EXERCISE DESCRIPTION: Write out all of the data without omission, exactly as shown.
= = = = = = =
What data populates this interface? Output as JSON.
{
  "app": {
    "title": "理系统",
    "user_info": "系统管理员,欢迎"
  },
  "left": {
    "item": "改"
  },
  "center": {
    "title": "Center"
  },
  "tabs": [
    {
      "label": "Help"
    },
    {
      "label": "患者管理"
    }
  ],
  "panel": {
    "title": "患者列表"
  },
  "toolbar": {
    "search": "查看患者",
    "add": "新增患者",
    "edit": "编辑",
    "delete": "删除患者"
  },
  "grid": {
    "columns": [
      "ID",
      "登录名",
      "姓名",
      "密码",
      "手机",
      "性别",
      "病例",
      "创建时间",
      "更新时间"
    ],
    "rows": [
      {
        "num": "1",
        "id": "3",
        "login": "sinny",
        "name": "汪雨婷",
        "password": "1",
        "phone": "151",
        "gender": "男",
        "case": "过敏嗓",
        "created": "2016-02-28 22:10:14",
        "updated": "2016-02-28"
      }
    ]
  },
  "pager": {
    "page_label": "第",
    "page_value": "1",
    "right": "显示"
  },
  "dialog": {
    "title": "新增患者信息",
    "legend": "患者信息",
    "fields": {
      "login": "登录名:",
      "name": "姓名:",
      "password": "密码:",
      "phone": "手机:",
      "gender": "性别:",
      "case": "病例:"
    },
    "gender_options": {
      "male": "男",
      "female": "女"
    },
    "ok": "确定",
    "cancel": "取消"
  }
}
= = = = = = =
RESULT:
What data populates this interface? Output as JSON.
{
  "app": {
    "title": "理系统",
    "user_info": "系统管理员,欢迎"
  },
  "left": {
    "item": "改"
  },
  "center": {
    "title": "Center"
  },
  "tabs": [
    {
      "label": "Help"
    },
    {
      "label": "患者管理"
    }
  ],
  "panel": {
    "title": "患者列表"
  },
  "toolbar": {
    "search": "查看患者",
    "add": "新增患者",
    "edit": "编辑",
    "delete": "删除患者"
  },
  "grid": {
    "columns": [
      "ID",
      "登录名",
      "姓名",
      "密码",
      "手机",
      "性别",
      "病例",
      "创建时间",
      "更新时间"
    ],
    "rows": [
      {
        "num": "1",
        "id": "3",
        "login": "sinny",
        "name": "汪雨婷",
        "password": "1",
        "phone": "151",
        "gender": "男",
        "case": "过敏嗓",
        "created": "2016-02-28 22:10:14",
        "updated": "2016-02-28"
      }
    ]
  },
  "pager": {
    "page_label": "第",
    "page_value": "1",
    "right": "显示"
  },
  "dialog": {
    "title": "新增患者信息",
    "legend": "患者信息",
    "fields": {
      "login": "登录名:",
      "name": "姓名:",
      "password": "密码:",
      "phone": "手机:",
      "gender": "性别:",
      "case": "病例:"
    },
    "gender_options": {
      "male": "男",
      "female": "女"
    },
    "ok": "确定",
    "cancel": "取消"
  }
}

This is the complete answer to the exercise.